TASK GOAL: List every line below containing "Θεός".

===== DATA LINES =====

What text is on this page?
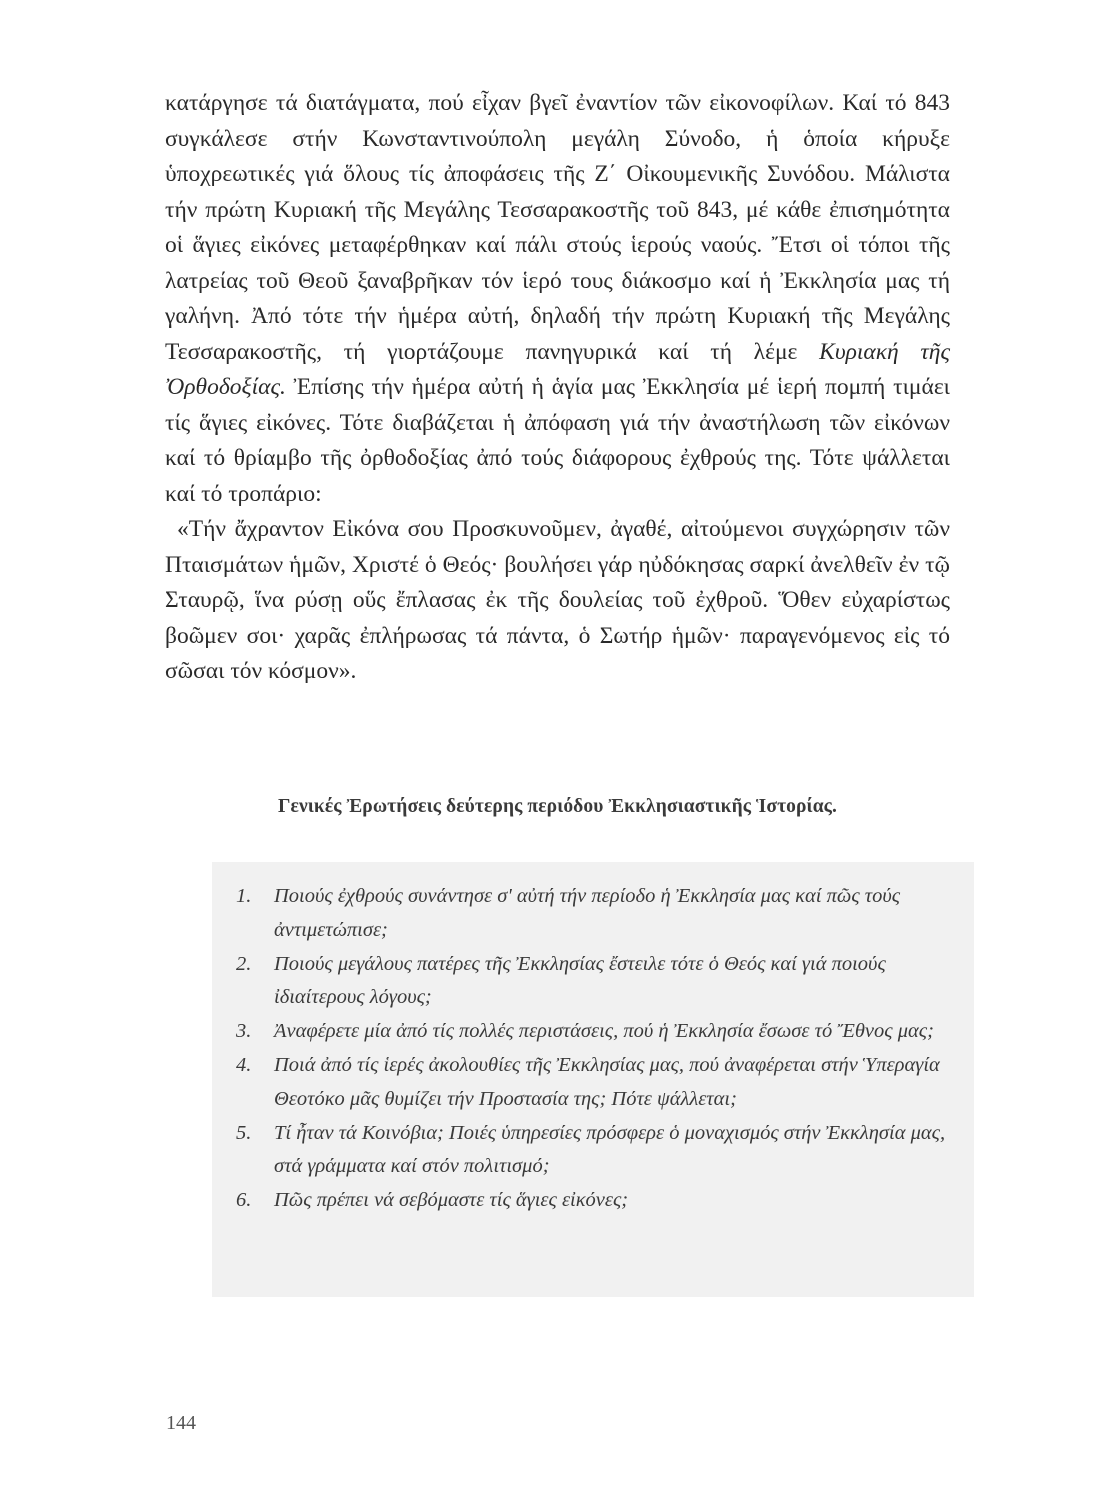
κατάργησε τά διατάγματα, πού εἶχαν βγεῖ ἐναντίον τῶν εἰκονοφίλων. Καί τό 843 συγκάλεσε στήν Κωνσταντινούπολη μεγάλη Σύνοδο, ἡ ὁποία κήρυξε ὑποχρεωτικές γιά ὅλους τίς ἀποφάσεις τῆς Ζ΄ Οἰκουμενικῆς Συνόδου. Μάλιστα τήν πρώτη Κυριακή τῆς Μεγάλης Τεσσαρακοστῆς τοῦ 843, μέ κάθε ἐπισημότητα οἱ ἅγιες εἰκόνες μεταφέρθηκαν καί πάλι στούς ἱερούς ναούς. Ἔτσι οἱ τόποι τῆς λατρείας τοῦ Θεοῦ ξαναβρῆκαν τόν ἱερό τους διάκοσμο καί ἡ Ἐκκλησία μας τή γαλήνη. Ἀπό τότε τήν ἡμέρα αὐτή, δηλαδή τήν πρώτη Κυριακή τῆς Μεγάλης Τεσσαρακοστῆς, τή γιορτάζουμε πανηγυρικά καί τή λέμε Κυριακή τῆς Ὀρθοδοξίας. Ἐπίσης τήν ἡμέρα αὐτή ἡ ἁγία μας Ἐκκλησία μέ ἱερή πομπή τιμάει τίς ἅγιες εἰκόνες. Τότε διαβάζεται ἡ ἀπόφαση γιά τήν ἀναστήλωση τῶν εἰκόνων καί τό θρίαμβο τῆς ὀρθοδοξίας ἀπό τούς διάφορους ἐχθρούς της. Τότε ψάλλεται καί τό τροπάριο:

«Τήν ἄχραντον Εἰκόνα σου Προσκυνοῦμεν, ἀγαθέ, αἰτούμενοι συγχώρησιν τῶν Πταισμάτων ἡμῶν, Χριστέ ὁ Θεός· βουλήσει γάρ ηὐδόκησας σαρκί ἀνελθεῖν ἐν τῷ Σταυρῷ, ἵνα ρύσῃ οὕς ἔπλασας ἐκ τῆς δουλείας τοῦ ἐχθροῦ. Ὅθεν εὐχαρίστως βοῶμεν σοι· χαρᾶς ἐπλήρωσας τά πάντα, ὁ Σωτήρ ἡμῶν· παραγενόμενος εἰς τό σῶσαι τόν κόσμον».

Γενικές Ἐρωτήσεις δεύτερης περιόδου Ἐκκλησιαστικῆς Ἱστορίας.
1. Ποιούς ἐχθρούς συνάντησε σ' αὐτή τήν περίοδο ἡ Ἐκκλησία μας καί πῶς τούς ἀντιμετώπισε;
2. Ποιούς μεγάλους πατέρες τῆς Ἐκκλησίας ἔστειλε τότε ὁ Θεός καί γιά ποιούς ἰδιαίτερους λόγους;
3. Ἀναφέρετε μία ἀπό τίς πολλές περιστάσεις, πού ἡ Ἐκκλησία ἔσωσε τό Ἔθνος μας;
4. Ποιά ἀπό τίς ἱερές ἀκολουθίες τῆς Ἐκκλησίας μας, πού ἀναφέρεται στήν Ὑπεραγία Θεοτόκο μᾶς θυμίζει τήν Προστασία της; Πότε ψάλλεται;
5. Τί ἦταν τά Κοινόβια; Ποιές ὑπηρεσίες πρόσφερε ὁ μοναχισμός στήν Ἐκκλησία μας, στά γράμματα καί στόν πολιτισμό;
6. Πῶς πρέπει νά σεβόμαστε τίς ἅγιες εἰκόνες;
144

=====

CORRECT RESULT:
«Τήν ἄχραντον Εἰκόνα σου Προσκυνοῦμεν, ἀγαθέ, αἰτούμενοι συγχώρησιν τῶν Πταισμάτων ἡμῶν, Χριστέ ὁ Θεός· βουλήσει γάρ ηὐδόκησας σαρκί ἀνελθεῖν ἐν τῷ Σταυρῷ, ἵνα ρύσῃ οὕς ἔπλασας ἐκ τῆς δουλείας τοῦ ἐχθροῦ. Ὅθεν εὐχαρίστως βοῶμεν σοι· χαρᾶς ἐπλήρωσας τά πάντα, ὁ Σωτήρ ἡμῶν· παραγενόμενος εἰς τό σῶσαι τόν κόσμον».
2. Ποιούς μεγάλους πατέρες τῆς Ἐκκλησίας ἔστειλε τότε ὁ Θεός καί γιά ποιούς ἰδιαίτερους λόγους;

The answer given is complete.